- **Given exercise**:
Copy each line that contains the word "Login".

# # # #

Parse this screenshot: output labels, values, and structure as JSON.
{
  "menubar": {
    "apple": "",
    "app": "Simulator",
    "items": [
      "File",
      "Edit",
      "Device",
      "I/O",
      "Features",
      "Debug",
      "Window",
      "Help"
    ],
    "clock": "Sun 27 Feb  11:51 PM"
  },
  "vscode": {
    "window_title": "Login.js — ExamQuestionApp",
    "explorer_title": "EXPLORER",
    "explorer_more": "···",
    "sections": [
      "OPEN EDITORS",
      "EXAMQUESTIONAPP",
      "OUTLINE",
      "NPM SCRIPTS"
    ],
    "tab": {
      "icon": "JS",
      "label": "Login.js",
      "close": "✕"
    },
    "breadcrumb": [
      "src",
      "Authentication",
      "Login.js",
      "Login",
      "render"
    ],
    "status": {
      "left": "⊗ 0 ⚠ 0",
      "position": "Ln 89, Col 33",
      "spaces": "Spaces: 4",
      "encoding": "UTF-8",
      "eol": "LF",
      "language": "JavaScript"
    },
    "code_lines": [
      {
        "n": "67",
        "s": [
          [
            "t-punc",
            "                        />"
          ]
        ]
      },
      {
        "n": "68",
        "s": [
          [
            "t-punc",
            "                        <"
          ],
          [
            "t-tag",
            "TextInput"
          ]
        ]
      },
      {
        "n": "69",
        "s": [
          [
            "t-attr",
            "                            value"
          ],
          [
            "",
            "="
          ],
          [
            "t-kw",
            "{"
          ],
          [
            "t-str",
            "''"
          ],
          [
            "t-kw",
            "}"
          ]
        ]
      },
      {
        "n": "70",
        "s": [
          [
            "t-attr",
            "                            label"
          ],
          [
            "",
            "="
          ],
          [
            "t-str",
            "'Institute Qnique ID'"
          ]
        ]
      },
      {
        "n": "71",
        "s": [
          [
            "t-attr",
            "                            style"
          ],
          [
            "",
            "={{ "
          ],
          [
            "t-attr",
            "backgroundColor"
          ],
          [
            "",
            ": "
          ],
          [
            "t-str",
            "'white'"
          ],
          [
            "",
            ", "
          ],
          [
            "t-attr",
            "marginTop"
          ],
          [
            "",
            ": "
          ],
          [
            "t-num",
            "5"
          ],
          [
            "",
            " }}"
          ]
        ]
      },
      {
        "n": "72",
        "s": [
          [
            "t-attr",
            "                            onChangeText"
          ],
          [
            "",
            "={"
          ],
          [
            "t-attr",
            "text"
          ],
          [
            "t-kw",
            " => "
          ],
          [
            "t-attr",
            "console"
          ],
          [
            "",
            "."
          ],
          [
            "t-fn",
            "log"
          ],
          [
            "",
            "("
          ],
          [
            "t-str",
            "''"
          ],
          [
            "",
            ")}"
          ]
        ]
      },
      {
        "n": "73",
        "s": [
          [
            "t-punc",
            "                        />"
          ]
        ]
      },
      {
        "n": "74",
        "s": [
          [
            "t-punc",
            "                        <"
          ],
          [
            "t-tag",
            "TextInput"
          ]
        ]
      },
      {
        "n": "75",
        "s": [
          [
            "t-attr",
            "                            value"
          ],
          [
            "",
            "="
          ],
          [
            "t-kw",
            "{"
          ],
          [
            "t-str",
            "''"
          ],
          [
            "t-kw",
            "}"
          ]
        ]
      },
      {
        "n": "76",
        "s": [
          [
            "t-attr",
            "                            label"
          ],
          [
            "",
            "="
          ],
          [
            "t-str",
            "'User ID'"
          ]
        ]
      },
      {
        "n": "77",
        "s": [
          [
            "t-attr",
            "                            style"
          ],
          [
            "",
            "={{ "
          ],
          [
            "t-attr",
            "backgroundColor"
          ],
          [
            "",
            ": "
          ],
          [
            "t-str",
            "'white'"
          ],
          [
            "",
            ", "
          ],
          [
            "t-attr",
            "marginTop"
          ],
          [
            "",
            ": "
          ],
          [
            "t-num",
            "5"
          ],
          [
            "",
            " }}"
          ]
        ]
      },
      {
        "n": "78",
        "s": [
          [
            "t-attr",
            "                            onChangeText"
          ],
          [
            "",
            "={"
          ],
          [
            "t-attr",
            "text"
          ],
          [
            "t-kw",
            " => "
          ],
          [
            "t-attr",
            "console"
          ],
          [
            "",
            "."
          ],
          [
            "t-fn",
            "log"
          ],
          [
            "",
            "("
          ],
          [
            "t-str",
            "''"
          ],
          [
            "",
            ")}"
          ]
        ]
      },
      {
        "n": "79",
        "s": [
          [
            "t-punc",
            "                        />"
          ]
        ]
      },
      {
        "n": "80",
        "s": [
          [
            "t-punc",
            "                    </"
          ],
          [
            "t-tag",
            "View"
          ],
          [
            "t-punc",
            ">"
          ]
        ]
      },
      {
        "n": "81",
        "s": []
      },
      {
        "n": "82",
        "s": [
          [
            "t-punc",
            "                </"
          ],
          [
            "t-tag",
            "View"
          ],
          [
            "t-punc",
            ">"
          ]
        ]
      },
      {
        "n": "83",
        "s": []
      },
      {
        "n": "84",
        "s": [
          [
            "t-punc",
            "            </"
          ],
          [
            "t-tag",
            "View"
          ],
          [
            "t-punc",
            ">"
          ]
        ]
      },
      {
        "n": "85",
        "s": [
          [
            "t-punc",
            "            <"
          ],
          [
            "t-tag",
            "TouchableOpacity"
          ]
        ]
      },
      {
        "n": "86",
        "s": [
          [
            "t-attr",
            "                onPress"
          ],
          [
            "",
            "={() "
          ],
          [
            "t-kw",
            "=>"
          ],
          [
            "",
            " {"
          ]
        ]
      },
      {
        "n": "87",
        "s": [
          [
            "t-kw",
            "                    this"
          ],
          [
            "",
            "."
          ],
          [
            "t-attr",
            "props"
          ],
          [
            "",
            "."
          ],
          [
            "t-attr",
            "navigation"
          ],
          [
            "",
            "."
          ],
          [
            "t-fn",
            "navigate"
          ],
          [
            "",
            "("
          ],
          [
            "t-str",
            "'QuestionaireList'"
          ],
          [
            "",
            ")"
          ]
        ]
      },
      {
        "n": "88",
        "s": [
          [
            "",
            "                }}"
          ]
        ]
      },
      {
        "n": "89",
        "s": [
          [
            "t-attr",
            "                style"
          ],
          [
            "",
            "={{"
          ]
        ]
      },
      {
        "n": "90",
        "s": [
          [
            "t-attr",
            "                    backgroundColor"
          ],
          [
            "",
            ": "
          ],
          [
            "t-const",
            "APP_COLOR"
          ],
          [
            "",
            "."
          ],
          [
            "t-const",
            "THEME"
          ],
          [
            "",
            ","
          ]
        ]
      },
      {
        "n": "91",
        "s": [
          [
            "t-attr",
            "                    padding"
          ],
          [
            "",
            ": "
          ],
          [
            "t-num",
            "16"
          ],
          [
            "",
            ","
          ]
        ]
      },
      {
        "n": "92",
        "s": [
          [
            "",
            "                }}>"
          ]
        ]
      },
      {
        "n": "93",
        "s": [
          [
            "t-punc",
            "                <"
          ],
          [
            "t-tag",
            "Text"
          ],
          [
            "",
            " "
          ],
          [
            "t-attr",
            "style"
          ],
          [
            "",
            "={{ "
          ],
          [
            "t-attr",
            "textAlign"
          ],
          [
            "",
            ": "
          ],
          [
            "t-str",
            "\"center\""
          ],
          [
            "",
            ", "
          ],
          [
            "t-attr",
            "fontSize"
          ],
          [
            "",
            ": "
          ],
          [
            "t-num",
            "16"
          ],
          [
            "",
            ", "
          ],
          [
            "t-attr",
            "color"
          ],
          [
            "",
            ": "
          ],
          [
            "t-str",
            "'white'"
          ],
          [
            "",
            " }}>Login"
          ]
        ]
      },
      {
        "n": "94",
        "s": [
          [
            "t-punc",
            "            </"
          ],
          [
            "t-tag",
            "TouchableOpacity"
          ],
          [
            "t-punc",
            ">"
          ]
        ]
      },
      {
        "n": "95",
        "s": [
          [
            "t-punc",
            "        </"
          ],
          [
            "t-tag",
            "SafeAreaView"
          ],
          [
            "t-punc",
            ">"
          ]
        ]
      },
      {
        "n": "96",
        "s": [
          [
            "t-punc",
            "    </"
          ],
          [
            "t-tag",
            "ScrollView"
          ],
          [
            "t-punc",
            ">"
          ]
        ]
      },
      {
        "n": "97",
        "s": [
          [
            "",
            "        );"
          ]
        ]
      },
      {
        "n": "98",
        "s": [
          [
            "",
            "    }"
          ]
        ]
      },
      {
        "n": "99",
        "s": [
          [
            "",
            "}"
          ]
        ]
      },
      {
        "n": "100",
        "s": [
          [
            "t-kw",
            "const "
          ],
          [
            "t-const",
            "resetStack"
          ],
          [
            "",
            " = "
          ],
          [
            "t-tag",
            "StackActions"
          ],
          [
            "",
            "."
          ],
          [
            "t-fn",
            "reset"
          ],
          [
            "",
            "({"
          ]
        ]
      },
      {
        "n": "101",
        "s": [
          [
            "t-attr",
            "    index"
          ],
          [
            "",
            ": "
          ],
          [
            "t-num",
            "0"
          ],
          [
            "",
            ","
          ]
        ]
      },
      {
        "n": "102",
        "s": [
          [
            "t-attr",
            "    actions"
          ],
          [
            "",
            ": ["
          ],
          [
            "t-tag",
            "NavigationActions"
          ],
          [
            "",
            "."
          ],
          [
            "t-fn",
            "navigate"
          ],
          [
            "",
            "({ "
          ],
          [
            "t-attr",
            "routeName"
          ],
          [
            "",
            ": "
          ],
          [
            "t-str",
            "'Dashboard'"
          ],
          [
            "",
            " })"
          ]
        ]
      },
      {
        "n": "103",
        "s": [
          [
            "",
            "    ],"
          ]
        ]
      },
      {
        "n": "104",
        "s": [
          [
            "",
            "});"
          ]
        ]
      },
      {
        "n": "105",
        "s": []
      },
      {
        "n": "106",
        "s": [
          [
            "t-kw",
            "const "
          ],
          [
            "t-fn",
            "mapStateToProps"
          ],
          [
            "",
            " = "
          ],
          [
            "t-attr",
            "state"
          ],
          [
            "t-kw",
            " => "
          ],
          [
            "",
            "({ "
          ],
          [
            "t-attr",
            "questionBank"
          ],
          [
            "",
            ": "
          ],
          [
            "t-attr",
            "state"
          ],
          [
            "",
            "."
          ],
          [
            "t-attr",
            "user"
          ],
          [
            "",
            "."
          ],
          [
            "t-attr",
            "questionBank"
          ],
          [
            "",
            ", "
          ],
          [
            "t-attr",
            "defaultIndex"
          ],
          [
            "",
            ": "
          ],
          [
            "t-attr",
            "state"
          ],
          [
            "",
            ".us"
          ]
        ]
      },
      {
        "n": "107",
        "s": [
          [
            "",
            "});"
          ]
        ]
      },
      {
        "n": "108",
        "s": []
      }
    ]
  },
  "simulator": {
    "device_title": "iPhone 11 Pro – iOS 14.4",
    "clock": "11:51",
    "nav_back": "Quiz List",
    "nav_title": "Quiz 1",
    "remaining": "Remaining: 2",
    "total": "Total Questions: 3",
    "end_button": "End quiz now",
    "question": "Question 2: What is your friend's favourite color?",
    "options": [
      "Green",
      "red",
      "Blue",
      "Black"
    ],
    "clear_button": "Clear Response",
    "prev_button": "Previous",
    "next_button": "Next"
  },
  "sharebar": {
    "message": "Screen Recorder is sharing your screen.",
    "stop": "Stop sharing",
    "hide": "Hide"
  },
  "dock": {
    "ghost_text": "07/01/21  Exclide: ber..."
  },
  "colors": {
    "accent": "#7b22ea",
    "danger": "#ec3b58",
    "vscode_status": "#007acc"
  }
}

# # # #

- **Worked solution**:
    "window_title": "Login.js — ExamQuestionApp",
      "label": "Login.js",
      "Login.js",
      "Login",
            " }}>Login"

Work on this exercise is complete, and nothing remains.